Collection entries
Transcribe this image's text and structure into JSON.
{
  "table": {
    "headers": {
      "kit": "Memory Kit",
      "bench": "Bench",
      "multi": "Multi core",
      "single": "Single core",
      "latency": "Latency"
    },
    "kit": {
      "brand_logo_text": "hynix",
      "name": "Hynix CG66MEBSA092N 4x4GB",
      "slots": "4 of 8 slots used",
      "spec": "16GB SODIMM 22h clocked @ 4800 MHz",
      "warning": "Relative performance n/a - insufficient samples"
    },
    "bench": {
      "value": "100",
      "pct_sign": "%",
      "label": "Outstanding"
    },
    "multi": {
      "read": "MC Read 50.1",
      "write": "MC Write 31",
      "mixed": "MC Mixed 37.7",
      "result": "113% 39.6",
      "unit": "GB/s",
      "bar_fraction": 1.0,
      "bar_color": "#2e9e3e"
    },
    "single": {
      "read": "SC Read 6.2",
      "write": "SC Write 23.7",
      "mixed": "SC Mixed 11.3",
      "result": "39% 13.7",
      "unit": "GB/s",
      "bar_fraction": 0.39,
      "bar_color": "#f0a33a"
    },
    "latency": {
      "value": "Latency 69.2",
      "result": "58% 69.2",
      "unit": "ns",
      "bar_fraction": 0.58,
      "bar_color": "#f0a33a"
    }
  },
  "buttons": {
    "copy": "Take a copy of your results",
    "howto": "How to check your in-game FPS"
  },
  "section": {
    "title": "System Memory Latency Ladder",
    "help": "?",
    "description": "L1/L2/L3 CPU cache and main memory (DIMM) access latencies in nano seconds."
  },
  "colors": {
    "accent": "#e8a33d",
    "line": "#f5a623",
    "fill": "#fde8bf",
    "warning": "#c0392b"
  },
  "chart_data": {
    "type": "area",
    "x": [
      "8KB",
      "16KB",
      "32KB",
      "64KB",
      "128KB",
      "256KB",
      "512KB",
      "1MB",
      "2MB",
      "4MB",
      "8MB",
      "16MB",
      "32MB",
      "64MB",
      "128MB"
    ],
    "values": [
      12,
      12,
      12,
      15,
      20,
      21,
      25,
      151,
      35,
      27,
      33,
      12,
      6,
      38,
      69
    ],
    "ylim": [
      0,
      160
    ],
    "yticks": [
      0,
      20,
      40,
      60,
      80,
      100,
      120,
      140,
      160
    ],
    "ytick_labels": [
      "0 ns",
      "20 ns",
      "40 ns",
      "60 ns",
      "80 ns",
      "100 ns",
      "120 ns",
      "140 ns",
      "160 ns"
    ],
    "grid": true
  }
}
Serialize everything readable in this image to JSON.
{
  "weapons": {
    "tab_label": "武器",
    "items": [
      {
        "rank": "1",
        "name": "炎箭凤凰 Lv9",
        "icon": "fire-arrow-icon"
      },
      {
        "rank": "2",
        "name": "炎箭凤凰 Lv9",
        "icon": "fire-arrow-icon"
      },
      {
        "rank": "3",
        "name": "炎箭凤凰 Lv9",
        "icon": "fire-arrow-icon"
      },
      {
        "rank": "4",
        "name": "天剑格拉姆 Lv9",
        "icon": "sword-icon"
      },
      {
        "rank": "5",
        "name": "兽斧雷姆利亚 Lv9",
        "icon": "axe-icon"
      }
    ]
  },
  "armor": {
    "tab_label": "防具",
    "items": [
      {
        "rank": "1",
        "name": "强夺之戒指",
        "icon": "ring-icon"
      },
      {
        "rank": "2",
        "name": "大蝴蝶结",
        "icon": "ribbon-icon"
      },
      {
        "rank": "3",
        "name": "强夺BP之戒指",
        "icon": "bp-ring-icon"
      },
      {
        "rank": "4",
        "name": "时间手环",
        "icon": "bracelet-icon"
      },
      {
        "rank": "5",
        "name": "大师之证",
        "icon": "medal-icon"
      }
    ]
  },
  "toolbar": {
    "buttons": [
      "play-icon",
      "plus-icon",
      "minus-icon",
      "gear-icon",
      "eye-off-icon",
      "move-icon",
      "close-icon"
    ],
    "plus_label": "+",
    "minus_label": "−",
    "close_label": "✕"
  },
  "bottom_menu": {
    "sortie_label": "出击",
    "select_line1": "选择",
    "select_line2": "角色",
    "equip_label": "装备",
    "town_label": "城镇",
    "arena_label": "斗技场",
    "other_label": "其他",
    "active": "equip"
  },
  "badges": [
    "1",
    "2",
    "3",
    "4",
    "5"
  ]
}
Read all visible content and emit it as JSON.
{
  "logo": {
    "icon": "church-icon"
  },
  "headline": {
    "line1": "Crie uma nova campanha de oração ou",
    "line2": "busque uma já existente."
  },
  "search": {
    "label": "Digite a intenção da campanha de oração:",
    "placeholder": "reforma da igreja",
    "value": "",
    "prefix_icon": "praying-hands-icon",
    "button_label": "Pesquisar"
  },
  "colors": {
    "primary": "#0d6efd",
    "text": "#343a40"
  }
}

## EXERCISE DESCRIPTION
In the listing, find all lines with the string "campanha" and copy them.

## FINISHED ANSWER
    "line1": "Crie uma nova campanha de oração ou",
    "label": "Digite a intenção da campanha de oração:",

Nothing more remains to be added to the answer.